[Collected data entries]
########################################

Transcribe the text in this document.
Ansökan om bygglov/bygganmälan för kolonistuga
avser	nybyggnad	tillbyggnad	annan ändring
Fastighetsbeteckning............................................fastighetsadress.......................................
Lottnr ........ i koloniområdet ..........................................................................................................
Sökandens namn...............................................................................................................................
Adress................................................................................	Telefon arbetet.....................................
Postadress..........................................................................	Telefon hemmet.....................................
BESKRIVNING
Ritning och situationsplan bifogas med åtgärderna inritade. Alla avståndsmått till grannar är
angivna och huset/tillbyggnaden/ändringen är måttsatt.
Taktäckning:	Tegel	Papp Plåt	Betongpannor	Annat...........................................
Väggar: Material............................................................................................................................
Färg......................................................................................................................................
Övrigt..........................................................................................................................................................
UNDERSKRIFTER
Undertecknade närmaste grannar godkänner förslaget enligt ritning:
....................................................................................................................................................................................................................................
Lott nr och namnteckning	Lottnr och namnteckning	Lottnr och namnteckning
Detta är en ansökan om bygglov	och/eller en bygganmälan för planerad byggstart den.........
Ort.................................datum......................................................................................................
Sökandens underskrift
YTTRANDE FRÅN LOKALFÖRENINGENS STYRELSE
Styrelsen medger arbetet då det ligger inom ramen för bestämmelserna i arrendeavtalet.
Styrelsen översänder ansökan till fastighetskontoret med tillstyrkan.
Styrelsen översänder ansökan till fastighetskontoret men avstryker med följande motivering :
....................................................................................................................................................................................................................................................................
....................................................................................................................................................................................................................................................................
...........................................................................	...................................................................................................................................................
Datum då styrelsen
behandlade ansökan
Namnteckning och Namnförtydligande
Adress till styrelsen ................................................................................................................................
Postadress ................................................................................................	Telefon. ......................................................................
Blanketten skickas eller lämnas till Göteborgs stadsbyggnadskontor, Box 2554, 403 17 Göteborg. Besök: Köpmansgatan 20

########################################

* Set problem *
Write the entries again, exactly as they stand.

* Exercise output *
Transcribe the text in this document.
Ansökan om bygglov/bygganmälan för kolonistuga
avser	nybyggnad	tillbyggnad	annan ändring
Fastighetsbeteckning............................................fastighetsadress.......................................
Lottnr ........ i koloniområdet ..........................................................................................................
Sökandens namn...............................................................................................................................
Adress................................................................................	Telefon arbetet.....................................
Postadress..........................................................................	Telefon hemmet.....................................
BESKRIVNING
Ritning och situationsplan bifogas med åtgärderna inritade. Alla avståndsmått till grannar är
angivna och huset/tillbyggnaden/ändringen är måttsatt.
Taktäckning:	Tegel	Papp Plåt	Betongpannor	Annat...........................................
Väggar: Material............................................................................................................................
Färg......................................................................................................................................
Övrigt..........................................................................................................................................................
UNDERSKRIFTER
Undertecknade närmaste grannar godkänner förslaget enligt ritning:
....................................................................................................................................................................................................................................
Lott nr och namnteckning	Lottnr och namnteckning	Lottnr och namnteckning
Detta är en ansökan om bygglov	och/eller en bygganmälan för planerad byggstart den.........
Ort.................................datum......................................................................................................
Sökandens underskrift
YTTRANDE FRÅN LOKALFÖRENINGENS STYRELSE
Styrelsen medger arbetet då det ligger inom ramen för bestämmelserna i arrendeavtalet.
Styrelsen översänder ansökan till fastighetskontoret med tillstyrkan.
Styrelsen översänder ansökan till fastighetskontoret men avstryker med följande motivering :
....................................................................................................................................................................................................................................................................
....................................................................................................................................................................................................................................................................
...........................................................................	...................................................................................................................................................
Datum då styrelsen
behandlade ansökan
Namnteckning och Namnförtydligande
Adress till styrelsen ................................................................................................................................
Postadress ................................................................................................	Telefon. ......................................................................
Blanketten skickas eller lämnas till Göteborgs stadsbyggnadskontor, Box 2554, 403 17 Göteborg. Besök: Köpmansgatan 20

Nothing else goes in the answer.